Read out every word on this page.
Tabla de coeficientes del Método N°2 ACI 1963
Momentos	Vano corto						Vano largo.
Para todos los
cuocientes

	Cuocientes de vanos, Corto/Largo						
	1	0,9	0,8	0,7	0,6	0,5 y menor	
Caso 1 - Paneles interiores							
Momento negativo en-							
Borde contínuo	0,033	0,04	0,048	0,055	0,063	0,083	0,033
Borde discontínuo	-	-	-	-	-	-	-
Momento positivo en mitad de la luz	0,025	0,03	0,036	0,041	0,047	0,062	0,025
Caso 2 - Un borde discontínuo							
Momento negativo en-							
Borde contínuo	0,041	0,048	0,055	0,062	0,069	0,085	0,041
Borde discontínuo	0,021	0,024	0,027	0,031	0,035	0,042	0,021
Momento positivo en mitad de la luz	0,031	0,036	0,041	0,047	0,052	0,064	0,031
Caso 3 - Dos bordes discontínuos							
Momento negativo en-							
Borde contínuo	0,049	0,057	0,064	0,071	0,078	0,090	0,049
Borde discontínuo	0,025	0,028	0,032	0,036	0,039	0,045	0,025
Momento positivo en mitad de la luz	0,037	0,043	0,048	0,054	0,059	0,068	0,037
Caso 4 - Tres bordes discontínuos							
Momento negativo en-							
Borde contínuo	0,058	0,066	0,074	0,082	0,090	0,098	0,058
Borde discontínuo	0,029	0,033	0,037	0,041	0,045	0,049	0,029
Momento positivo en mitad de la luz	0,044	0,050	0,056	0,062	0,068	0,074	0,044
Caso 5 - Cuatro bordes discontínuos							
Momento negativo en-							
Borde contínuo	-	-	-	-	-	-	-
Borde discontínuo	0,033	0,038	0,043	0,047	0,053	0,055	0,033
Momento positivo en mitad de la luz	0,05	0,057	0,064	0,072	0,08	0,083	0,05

Challenge ::
Search the entries for the string "bordes" and collect each line that has it.

Written reply ::
Caso 3 - Dos bordes discontínuos							
Caso 4 - Tres bordes discontínuos							
Caso 5 - Cuatro bordes discontínuos							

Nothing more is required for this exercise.